(Stored entries)
• • •
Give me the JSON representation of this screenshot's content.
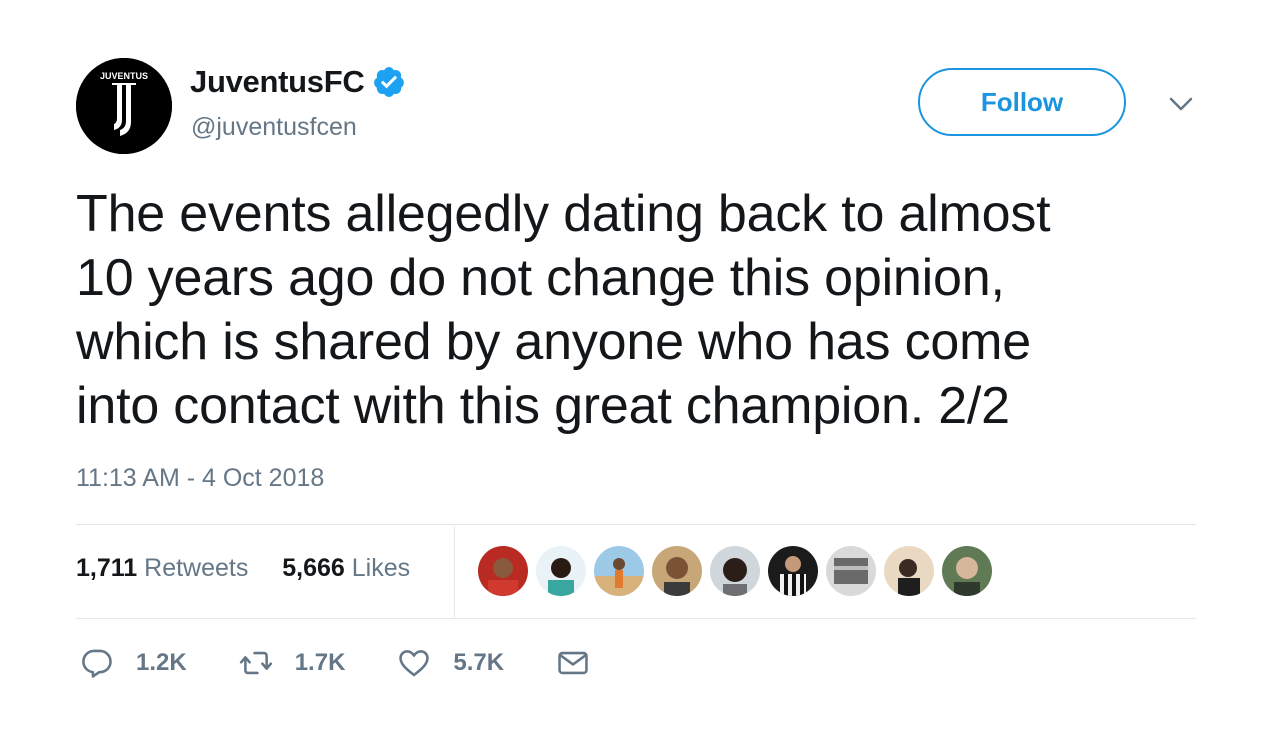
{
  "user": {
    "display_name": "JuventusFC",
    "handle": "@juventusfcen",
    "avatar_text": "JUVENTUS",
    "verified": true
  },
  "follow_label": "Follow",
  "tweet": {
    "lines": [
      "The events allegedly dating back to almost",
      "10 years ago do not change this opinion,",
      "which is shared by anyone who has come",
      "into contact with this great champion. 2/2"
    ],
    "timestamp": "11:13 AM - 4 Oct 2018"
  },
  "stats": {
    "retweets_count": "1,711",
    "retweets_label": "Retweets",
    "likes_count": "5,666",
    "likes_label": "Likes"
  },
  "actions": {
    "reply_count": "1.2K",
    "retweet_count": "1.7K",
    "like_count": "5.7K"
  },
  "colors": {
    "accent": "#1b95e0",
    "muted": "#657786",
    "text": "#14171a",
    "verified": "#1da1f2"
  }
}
• • •
» **OBJECTIVE**: Working from the lines above, reproduce the material exactly and exclude its pictures.

» **ANSWER TO THIS TASK**:
Give me the JSON representation of this screenshot's content.
{
  "user": {
    "display_name": "JuventusFC",
    "handle": "@juventusfcen",
    "avatar_text": "JUVENTUS",
    "verified": true
  },
  "follow_label": "Follow",
  "tweet": {
    "lines": [
      "The events allegedly dating back to almost",
      "10 years ago do not change this opinion,",
      "which is shared by anyone who has come",
      "into contact with this great champion. 2/2"
    ],
    "timestamp": "11:13 AM - 4 Oct 2018"
  },
  "stats": {
    "retweets_count": "1,711",
    "retweets_label": "Retweets",
    "likes_count": "5,666",
    "likes_label": "Likes"
  },
  "actions": {
    "reply_count": "1.2K",
    "retweet_count": "1.7K",
    "like_count": "5.7K"
  },
  "colors": {
    "accent": "#1b95e0",
    "muted": "#657786",
    "text": "#14171a",
    "verified": "#1da1f2"
  }
}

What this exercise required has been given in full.